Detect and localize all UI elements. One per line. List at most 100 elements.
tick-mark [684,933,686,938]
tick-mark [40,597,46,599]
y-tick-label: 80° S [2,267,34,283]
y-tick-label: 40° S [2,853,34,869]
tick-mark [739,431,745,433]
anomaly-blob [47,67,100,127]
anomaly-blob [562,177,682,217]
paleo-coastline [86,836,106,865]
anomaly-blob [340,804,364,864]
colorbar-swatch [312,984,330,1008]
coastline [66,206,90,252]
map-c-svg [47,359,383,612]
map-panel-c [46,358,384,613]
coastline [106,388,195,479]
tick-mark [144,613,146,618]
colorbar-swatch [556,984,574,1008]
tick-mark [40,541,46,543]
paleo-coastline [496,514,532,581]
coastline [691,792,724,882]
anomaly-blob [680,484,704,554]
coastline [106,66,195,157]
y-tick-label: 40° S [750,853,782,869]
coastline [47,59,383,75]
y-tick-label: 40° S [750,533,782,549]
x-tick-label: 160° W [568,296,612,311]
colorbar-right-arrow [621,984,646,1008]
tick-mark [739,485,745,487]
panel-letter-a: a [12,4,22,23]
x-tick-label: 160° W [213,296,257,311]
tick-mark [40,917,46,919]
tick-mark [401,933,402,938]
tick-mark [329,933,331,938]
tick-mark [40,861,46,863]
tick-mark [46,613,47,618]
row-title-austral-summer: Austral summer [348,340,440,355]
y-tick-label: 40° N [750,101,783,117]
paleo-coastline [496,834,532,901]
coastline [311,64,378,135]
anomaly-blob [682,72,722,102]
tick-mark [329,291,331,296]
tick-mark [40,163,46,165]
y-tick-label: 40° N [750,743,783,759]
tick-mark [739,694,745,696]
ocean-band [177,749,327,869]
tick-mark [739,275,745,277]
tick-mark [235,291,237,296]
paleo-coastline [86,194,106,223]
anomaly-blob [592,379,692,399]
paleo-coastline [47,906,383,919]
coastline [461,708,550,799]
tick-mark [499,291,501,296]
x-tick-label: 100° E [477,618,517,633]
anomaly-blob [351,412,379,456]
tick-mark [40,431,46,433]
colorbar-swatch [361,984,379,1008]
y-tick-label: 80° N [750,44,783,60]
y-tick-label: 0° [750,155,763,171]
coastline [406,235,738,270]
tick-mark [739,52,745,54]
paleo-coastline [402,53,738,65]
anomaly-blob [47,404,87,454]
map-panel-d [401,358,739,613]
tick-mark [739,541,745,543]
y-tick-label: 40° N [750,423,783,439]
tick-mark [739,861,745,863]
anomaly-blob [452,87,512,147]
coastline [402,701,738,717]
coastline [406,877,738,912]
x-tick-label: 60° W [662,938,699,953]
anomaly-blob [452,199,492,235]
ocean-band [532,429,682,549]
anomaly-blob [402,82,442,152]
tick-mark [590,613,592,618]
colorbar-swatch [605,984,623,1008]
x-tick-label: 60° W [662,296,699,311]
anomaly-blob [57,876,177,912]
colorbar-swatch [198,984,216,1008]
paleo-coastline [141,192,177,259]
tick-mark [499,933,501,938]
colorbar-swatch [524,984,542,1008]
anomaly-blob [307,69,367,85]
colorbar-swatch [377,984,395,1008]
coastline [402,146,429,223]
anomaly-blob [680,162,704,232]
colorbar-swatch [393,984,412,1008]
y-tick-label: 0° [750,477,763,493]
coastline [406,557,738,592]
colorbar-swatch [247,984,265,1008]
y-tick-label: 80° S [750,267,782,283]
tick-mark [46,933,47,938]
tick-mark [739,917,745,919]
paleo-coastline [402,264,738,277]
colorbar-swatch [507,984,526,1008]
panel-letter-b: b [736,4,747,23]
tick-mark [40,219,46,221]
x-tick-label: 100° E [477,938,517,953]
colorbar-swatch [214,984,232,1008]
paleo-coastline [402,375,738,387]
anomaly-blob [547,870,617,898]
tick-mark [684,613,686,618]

━━━━━━━━━━━━━━━━

[Task goal]: Count how many lines in the rows above contain "letter". Reply with the number only.

[Task response]: 2